DÉFI A: D'après l'extrait sur la France après les élections, selon quelle théorie l'épidémie pouvait-elle d'abord courir en Angleterre ?

EXTRAIT DU TEXTE:

———

France après les élections : La bourgeoisie en ordre de marche

Merveille des merveilles de la démocratie. La bourgeoisie française a rapidement tiré les enseignements des crises politiques et sociales qui ont marqué le dernier quinquennat du sieur Macron – du mouvement des Gilets Jaunes aux grandes luttes contre la réforme des retraites, sans oublier le renforcement exceptionnel du totalitarisme bourgeois au moyen du confinement de dizaines de millions de personnes et sa gestion autoritaire de la lutte contre la pandémie. De toute manière la bourgeoisie a agi non pas pour la sauvegarde des populations mais pour la sauvegarde de son économie . En Angleterre, par exemple, c'était plus clair, au départ l'épidémie pouvait courir selon la théorie de « l'immunité collective ». En France, en Italie, les travailleurs dits de « première ligne » pouvaient encore s'entasser dans les métros et les transports en commun, ils n'étaient pas confinés dans la journée afin qu'ils puissent se rendre à leur travail. Pour la première fois, sans aucune réaction des syndicats et de l'ensemble des partis bourgeois de la droite à la gauche, les droits bourgeois du travail ont été violés sans vergogne jusqu'à suspendre le contrat de travail et le salaire sans prévoir de mesures de simple humanité. Une première ! Et la prochaine fois cela pourrait faire jurisprudence, la voie étant ouverte, il suffira de proclamer la défense de la population, pour recommencer, comme cela a déjà été fait pour les lois exceptionnelles contre le terrorisme qui devaient être exceptionnelles puis ont été inscrites dans la législation ! La bourgeoisie en profite pour améliorer son appareil répressif dans les entreprises.

Et ce n'est pas tout, elle prévoit de renforcer l’État policier par de nouvelles lois et l'embauche de nouveaux escadrons de gendarmerie et de police. La bourgeoisie s'attend à des réactions de la classe ouvrière face à l'aggravation de la situation politique et sociale. Elle aimerait, à la faveur de la guerre, décréter une unité nationale de tous les partis et pouvoir faire payer aux prolétaires les efforts de guerre.

———

ENTRÉES FOURNIES:
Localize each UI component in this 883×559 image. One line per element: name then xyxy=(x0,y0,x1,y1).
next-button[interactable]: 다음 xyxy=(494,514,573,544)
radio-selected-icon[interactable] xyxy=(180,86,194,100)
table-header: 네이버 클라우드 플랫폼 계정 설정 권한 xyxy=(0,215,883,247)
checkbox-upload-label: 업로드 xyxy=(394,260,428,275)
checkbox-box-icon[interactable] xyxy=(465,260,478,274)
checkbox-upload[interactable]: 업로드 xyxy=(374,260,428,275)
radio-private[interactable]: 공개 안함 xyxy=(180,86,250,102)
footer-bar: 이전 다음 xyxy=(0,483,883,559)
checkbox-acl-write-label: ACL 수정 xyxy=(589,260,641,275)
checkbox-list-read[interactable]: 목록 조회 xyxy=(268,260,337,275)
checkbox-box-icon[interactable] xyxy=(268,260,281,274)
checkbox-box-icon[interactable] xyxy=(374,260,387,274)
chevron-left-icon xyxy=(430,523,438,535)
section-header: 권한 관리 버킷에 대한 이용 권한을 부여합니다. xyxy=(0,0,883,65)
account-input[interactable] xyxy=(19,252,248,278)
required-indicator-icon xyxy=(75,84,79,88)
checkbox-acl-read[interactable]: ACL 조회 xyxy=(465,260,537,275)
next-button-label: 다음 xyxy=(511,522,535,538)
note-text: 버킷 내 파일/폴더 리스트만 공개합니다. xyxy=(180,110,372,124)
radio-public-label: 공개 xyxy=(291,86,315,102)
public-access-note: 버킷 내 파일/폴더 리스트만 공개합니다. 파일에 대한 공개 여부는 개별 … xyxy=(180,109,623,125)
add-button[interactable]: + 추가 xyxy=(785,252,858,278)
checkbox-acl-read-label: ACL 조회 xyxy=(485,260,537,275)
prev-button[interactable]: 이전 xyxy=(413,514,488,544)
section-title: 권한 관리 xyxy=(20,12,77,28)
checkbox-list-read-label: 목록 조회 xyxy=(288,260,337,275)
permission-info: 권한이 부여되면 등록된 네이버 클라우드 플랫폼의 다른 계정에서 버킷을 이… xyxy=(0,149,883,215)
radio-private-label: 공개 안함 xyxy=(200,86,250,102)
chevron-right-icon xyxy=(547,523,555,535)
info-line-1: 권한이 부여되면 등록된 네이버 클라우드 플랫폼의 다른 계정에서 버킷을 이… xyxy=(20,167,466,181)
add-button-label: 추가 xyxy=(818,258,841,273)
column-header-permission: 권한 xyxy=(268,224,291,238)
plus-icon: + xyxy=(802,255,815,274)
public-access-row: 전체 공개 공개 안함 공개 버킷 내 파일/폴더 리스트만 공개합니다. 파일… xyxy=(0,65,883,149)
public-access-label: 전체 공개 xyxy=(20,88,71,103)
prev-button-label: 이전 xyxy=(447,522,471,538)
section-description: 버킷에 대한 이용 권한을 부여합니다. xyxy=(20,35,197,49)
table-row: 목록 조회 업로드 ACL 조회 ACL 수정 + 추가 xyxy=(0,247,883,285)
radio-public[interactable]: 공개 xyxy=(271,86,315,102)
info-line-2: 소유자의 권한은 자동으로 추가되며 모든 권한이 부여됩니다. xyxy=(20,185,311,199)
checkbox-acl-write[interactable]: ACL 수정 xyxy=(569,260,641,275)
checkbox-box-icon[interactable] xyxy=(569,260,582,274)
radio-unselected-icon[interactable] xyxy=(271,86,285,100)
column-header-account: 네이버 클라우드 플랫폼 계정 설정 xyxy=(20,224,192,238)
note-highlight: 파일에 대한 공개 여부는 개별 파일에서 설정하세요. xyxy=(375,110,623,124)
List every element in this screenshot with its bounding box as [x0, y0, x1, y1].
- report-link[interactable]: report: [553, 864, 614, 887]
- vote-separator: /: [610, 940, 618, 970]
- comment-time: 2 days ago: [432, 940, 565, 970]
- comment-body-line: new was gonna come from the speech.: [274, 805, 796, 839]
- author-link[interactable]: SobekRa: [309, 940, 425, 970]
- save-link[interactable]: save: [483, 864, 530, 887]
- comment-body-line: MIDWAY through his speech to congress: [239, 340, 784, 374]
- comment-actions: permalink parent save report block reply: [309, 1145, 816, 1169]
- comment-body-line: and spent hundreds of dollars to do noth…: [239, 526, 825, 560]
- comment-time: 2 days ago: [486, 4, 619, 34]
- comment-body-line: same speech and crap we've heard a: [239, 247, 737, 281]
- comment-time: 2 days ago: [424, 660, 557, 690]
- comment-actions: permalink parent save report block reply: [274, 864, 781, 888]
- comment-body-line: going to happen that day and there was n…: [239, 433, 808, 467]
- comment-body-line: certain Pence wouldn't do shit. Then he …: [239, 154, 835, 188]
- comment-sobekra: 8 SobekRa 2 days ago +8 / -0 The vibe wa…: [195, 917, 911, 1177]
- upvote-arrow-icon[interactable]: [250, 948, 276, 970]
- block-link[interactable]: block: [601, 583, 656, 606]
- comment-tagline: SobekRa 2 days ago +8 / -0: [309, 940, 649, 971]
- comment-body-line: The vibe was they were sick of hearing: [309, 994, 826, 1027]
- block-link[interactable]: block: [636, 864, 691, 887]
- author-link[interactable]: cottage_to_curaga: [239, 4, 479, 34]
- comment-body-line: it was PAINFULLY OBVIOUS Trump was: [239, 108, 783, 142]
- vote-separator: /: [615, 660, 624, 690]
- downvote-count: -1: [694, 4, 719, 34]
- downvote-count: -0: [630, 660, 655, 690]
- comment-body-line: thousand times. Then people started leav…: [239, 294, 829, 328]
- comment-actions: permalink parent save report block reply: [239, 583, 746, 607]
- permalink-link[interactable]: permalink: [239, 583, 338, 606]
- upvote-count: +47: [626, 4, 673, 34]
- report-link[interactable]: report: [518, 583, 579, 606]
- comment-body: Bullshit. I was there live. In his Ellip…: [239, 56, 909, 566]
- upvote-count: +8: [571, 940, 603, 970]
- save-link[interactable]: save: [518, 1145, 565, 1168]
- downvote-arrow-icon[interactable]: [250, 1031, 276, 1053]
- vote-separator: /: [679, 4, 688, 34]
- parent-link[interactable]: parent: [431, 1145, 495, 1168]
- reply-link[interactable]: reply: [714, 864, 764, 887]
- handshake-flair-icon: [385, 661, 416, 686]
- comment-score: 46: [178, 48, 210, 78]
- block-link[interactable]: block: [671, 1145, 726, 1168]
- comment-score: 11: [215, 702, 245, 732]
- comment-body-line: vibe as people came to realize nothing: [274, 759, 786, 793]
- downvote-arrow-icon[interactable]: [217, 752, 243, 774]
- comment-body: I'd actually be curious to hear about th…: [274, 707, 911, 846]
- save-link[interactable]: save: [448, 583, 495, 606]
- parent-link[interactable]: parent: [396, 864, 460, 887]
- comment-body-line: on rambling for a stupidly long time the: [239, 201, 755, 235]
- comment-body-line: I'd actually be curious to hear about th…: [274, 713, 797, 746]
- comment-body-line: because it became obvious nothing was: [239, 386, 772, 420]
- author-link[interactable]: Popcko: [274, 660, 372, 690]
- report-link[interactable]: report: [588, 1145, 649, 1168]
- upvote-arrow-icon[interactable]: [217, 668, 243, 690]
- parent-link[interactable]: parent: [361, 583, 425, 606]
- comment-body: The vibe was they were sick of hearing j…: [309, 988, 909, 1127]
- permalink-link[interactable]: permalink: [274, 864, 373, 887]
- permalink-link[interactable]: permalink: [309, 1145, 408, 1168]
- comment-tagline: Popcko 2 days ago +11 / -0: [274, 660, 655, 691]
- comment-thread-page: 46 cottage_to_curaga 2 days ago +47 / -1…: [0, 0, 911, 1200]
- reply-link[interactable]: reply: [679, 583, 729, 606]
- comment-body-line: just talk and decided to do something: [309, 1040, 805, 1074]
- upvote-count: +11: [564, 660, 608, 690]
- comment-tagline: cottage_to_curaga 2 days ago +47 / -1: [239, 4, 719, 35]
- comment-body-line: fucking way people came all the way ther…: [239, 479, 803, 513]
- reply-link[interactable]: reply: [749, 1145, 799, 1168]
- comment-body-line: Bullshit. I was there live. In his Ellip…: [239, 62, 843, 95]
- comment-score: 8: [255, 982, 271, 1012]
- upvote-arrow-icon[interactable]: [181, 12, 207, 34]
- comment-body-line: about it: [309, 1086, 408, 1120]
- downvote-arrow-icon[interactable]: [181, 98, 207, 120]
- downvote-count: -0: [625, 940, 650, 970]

———

DÉFI B: Recopiez telles quelles les lignes de la liste, en partant de sa toute première ligne et en vous arrêtant après la ligne qui contient "add-button[interactable]: + 추가", celle-ci comprise.

SOLUTION RÉDIGÉE A: Selon la théorie de « l'immunité collective ».

SOLUTION RÉDIGÉE B:
Localize each UI component in this 883×559 image. One line per element: name then xyxy=(x0,y0,x1,y1).
next-button[interactable]: 다음 xyxy=(494,514,573,544)
radio-selected-icon[interactable] xyxy=(180,86,194,100)
table-header: 네이버 클라우드 플랫폼 계정 설정 권한 xyxy=(0,215,883,247)
checkbox-upload-label: 업로드 xyxy=(394,260,428,275)
checkbox-box-icon[interactable] xyxy=(465,260,478,274)
checkbox-upload[interactable]: 업로드 xyxy=(374,260,428,275)
radio-private[interactable]: 공개 안함 xyxy=(180,86,250,102)
footer-bar: 이전 다음 xyxy=(0,483,883,559)
checkbox-acl-write-label: ACL 수정 xyxy=(589,260,641,275)
checkbox-list-read[interactable]: 목록 조회 xyxy=(268,260,337,275)
checkbox-box-icon[interactable] xyxy=(268,260,281,274)
checkbox-box-icon[interactable] xyxy=(374,260,387,274)
chevron-left-icon xyxy=(430,523,438,535)
section-header: 권한 관리 버킷에 대한 이용 권한을 부여합니다. xyxy=(0,0,883,65)
account-input[interactable] xyxy=(19,252,248,278)
required-indicator-icon xyxy=(75,84,79,88)
checkbox-acl-read[interactable]: ACL 조회 xyxy=(465,260,537,275)
next-button-label: 다음 xyxy=(511,522,535,538)
note-text: 버킷 내 파일/폴더 리스트만 공개합니다. xyxy=(180,110,372,124)
radio-public-label: 공개 xyxy=(291,86,315,102)
public-access-note: 버킷 내 파일/폴더 리스트만 공개합니다. 파일에 대한 공개 여부는 개별 … xyxy=(180,109,623,125)
add-button[interactable]: + 추가 xyxy=(785,252,858,278)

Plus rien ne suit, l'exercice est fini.